TASK PROMPT:
Locate each line in the records containing "przez". Copy it.

+--

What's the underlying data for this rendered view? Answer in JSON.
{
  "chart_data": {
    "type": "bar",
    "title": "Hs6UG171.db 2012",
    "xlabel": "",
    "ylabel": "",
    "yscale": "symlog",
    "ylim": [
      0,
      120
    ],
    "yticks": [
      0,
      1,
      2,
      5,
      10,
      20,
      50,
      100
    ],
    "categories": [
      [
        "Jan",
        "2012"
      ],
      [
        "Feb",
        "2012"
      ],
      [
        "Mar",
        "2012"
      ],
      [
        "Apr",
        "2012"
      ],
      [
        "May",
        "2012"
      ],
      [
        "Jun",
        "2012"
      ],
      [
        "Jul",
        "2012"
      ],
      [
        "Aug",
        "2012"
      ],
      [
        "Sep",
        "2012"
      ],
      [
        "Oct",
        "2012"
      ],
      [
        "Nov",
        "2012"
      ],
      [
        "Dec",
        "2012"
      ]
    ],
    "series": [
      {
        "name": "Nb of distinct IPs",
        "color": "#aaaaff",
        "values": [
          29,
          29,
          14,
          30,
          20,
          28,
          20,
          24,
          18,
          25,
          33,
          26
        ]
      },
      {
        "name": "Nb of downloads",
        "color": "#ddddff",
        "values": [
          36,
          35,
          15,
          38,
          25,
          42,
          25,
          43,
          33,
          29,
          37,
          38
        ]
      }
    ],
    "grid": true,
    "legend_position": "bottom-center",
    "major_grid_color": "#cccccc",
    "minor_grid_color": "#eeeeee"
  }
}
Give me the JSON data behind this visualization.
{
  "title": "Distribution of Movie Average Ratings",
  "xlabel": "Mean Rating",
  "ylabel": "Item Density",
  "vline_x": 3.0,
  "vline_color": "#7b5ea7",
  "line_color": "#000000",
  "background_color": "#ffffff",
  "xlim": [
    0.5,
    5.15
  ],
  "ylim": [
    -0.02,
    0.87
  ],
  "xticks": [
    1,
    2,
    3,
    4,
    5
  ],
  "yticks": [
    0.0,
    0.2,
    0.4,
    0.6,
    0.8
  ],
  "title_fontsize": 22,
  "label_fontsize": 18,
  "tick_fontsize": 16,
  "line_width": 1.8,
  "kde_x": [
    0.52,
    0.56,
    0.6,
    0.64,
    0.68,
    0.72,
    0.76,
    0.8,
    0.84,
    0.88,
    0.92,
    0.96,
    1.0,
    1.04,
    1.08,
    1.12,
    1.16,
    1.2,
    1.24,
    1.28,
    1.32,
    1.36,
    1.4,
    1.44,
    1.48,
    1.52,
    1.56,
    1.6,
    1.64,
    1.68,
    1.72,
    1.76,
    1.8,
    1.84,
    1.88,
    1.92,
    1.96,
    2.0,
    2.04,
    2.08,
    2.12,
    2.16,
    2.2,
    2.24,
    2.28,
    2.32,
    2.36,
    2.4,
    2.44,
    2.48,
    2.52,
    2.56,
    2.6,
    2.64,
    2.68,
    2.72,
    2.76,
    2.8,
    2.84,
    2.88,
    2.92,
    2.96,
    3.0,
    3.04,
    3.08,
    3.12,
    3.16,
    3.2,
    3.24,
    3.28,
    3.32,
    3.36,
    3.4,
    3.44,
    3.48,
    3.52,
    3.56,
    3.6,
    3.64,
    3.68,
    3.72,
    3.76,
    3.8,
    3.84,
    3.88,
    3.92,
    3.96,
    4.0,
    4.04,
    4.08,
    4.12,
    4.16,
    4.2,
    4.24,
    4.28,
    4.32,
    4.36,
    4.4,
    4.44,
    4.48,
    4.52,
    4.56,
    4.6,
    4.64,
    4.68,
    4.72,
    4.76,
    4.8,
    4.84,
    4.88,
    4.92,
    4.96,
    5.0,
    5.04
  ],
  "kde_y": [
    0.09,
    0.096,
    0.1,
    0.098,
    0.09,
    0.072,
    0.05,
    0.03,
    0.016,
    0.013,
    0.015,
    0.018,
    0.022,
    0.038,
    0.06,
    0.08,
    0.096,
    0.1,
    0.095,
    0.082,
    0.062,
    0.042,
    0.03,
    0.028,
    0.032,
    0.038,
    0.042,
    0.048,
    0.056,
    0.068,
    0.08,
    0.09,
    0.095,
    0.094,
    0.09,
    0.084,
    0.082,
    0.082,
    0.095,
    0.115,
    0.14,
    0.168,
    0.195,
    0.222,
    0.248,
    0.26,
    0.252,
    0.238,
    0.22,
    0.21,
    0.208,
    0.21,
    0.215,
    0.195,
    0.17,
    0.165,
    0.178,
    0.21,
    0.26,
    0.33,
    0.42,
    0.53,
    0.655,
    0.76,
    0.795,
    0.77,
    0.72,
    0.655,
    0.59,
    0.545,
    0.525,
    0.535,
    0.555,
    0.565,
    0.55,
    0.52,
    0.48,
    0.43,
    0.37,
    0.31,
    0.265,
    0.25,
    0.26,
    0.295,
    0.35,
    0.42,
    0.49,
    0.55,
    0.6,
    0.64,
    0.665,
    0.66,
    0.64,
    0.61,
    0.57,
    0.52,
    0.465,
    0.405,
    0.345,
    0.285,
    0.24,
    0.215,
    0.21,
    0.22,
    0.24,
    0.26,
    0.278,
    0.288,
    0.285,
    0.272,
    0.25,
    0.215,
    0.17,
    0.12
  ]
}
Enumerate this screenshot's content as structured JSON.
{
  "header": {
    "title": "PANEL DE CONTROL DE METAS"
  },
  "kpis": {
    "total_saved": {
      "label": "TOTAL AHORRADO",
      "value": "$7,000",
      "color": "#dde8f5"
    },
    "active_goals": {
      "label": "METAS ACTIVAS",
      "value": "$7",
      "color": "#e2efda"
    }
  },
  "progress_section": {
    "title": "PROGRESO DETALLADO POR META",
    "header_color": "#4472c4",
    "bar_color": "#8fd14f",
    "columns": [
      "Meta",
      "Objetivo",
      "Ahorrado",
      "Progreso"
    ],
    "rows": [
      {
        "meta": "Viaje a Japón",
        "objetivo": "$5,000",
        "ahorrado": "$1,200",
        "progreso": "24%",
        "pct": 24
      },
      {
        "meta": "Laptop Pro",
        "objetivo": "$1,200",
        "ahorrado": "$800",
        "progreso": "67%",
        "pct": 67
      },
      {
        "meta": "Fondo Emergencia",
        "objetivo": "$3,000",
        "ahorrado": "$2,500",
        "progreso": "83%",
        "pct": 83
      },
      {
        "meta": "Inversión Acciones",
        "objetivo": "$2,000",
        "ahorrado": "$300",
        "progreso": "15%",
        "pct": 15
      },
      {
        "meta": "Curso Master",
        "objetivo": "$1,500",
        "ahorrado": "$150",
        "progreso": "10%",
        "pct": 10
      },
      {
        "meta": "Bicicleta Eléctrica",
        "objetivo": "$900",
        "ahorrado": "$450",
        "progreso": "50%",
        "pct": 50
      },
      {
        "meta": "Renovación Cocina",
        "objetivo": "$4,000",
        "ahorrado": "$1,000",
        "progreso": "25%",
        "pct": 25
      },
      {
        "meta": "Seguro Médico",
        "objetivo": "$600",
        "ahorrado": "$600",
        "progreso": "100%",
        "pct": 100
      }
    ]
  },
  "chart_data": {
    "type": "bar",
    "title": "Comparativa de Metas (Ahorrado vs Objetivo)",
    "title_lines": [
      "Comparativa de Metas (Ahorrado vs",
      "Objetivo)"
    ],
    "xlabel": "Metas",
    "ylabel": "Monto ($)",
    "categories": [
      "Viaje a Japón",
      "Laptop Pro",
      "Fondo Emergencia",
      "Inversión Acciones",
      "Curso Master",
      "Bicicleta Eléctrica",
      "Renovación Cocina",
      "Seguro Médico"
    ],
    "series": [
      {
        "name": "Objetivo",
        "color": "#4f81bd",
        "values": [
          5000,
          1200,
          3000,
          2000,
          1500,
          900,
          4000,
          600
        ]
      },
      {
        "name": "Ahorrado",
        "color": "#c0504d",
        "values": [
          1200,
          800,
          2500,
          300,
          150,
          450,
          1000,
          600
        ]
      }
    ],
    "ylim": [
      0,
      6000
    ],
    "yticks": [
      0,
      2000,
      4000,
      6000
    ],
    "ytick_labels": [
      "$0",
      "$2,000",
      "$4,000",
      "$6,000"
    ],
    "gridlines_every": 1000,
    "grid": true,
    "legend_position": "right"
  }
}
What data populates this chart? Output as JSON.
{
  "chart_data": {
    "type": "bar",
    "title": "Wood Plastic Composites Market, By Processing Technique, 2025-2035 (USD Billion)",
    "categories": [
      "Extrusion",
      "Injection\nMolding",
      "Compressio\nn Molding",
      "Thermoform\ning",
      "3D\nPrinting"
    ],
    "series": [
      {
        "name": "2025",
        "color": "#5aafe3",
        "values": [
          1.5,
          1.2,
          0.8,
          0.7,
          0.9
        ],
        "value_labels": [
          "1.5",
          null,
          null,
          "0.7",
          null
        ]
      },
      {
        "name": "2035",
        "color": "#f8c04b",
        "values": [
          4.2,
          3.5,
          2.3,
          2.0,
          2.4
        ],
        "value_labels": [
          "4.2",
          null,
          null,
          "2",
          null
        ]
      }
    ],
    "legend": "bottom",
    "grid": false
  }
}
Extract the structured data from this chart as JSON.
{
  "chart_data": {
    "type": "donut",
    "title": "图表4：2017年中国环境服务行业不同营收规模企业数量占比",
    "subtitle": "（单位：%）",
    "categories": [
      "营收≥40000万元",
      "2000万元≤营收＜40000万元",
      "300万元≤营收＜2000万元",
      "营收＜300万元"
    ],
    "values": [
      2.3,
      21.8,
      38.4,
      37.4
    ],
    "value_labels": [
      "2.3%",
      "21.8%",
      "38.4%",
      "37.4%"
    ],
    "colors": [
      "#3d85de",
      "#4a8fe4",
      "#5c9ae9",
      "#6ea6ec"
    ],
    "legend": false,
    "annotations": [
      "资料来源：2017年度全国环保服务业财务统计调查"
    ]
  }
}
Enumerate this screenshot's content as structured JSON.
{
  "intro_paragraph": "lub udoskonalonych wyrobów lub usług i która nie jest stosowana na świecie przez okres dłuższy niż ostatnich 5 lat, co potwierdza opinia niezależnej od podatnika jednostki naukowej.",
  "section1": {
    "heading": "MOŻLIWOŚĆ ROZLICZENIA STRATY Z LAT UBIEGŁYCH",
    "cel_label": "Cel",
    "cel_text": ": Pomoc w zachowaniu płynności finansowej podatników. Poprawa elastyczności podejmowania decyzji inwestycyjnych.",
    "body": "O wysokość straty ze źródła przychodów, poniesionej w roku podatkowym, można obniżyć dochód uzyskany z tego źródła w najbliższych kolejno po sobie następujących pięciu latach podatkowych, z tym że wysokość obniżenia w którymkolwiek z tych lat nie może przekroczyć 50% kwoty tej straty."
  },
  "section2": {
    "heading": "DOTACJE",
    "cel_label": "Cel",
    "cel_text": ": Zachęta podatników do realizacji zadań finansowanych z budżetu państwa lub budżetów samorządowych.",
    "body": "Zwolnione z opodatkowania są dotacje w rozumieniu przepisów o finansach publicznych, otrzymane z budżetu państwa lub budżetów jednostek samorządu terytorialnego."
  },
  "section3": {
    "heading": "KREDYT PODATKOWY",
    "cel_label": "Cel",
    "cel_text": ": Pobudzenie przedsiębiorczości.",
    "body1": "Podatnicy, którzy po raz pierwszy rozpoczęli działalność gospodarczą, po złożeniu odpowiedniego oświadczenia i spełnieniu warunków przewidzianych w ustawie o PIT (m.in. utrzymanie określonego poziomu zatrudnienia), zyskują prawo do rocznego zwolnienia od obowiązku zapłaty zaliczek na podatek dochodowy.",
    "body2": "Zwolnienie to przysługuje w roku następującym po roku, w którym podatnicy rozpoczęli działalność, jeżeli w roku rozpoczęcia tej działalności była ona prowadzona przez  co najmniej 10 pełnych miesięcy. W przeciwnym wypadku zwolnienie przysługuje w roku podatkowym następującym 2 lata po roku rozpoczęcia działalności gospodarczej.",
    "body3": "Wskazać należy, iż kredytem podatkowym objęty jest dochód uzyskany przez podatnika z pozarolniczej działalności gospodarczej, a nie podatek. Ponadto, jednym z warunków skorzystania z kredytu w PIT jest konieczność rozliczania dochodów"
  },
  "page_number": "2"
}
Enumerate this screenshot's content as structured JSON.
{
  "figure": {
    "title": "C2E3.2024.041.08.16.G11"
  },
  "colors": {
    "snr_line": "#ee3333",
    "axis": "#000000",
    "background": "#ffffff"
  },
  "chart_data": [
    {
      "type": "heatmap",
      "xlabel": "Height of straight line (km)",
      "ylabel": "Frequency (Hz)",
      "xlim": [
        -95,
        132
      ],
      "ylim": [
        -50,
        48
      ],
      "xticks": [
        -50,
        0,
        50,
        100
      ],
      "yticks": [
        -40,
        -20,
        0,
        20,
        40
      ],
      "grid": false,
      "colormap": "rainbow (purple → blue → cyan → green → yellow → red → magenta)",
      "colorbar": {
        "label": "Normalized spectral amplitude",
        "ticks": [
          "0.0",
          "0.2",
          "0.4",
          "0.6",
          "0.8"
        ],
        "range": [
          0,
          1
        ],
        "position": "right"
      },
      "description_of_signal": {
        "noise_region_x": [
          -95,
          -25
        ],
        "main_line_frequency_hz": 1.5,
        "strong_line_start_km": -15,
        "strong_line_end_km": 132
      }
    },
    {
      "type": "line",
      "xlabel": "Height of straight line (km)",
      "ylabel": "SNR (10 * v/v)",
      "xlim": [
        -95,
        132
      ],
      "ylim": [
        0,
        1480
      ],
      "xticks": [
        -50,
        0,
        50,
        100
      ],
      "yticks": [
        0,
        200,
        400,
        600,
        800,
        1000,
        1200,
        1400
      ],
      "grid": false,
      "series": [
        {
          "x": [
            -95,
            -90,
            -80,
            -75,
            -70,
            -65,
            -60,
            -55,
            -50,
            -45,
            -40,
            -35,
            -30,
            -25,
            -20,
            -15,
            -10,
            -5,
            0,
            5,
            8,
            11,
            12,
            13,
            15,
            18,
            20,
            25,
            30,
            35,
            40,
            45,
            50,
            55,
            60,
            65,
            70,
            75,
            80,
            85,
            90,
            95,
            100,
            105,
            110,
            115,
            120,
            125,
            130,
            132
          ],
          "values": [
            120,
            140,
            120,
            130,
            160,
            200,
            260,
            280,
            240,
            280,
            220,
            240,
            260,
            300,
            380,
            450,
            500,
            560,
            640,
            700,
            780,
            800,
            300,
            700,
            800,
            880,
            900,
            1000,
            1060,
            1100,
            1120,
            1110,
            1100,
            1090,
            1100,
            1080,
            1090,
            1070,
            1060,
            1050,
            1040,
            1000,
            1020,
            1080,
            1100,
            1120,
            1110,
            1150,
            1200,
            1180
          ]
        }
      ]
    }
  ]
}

+--

RESULT FOR THIS EXERCISE:
  "intro_paragraph": "lub udoskonalonych wyrobów lub usług i która nie jest stosowana na świecie przez okres dłuższy niż ostatnich 5 lat, co potwierdza opinia niezależnej od podatnika jednostki naukowej.",
    "body2": "Zwolnienie to przysługuje w roku następującym po roku, w którym podatnicy rozpoczęli działalność, jeżeli w roku rozpoczęcia tej działalności była ona prowadzona przez  co najmniej 10 pełnych miesięcy. W przeciwnym wypadku zwolnienie przysługuje w roku podatkowym następującym 2 lata po roku rozpoczęcia działalności gospodarczej.",
    "body3": "Wskazać należy, iż kredytem podatkowym objęty jest dochód uzyskany przez podatnika z pozarolniczej działalności gospodarczej, a nie podatek. Ponadto, jednym z warunków skorzystania z kredytu w PIT jest konieczność rozliczania dochodów"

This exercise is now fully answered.